----- Extracted data -----

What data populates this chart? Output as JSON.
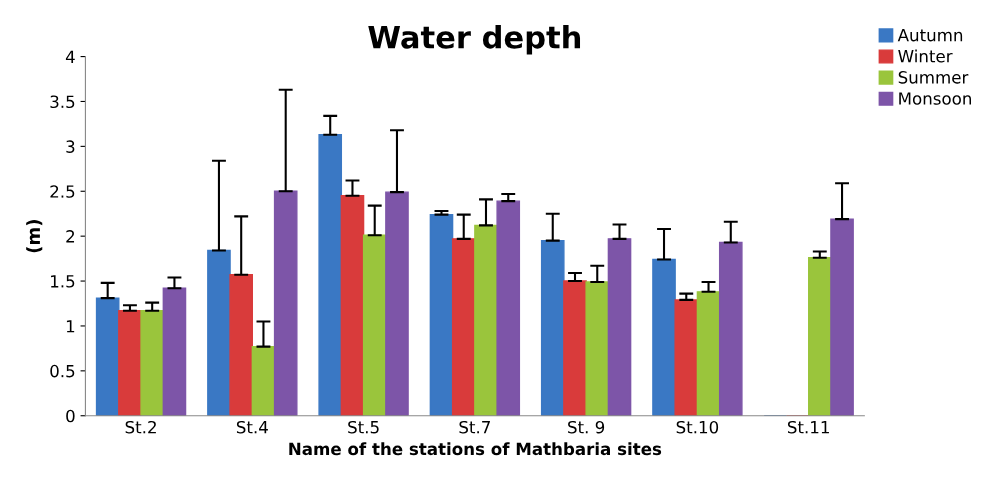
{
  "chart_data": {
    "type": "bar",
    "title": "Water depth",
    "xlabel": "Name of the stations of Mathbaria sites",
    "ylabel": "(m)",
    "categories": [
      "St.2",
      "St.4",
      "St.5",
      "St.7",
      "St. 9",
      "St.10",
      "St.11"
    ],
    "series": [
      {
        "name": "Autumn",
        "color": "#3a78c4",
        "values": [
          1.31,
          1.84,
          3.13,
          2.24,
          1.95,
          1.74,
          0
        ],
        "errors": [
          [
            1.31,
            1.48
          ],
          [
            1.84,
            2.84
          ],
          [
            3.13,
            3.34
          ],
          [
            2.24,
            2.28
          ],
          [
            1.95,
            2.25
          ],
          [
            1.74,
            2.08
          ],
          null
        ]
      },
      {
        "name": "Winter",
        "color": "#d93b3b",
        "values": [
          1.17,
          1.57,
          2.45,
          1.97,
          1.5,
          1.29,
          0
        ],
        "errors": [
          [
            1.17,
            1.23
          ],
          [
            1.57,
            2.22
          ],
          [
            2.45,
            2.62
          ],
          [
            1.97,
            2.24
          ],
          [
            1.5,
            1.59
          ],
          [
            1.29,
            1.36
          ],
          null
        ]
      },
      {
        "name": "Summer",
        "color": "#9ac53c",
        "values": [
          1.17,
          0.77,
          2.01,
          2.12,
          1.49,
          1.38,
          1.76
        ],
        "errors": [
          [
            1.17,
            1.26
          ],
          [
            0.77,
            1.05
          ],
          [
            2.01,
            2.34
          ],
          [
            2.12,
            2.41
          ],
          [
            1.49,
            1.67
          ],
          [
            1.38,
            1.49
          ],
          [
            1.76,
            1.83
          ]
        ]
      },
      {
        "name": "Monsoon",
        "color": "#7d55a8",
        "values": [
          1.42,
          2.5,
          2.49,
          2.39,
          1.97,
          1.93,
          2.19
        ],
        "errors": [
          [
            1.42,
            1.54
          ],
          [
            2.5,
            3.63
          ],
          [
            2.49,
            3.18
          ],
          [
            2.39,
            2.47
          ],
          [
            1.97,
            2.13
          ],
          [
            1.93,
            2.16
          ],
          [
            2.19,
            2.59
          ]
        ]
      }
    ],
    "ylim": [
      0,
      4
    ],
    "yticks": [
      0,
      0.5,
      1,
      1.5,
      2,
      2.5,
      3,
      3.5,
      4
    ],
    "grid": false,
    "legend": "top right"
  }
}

-----
----- Extracted data -----

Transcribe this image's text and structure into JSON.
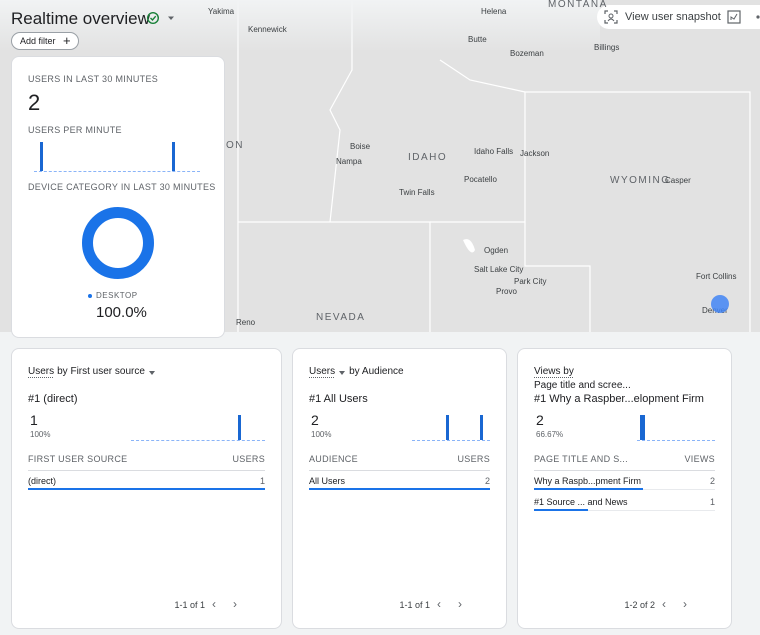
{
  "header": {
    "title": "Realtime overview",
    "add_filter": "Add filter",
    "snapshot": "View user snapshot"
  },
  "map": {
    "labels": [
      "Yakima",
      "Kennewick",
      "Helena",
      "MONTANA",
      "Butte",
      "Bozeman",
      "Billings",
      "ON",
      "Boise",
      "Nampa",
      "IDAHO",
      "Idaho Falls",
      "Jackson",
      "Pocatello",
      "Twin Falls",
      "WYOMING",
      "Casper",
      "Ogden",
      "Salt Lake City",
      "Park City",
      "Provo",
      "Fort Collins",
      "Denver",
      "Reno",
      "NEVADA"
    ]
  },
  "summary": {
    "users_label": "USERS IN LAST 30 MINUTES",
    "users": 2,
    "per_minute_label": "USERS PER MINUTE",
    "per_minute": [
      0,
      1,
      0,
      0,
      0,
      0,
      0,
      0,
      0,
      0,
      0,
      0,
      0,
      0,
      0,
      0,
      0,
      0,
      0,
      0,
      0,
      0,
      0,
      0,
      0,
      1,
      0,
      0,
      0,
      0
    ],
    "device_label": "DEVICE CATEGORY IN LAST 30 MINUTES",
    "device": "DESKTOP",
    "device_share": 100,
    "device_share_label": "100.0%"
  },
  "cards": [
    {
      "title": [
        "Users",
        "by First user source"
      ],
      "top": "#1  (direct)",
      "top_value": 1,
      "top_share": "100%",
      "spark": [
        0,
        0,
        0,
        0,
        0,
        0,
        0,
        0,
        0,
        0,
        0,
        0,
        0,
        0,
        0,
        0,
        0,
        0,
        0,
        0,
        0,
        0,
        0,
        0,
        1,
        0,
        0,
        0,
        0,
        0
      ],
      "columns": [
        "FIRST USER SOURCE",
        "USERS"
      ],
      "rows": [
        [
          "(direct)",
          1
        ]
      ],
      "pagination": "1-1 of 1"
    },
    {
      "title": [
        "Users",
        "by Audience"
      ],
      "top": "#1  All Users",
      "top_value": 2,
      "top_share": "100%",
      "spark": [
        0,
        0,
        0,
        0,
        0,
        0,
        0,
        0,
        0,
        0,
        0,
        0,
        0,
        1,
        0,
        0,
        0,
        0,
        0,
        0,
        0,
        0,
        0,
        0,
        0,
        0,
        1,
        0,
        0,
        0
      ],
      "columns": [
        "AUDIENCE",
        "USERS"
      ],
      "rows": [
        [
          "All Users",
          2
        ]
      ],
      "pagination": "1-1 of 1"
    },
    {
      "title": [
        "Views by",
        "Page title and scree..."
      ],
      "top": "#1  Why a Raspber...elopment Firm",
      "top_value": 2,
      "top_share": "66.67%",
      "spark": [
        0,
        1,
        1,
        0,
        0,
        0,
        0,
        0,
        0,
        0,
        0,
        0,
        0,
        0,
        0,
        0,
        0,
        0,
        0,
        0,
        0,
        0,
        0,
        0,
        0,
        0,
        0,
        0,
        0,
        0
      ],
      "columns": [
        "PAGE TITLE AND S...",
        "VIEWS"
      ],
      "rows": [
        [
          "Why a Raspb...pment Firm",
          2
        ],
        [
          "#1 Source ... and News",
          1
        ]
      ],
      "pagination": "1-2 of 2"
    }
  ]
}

-----

**Given exercise**
In the entries above, identify every line with the word "Firm". Copy those lines.

**Written answer**
      "top": "#1  Why a Raspber...elopment Firm",
          "Why a Raspb...pment Firm",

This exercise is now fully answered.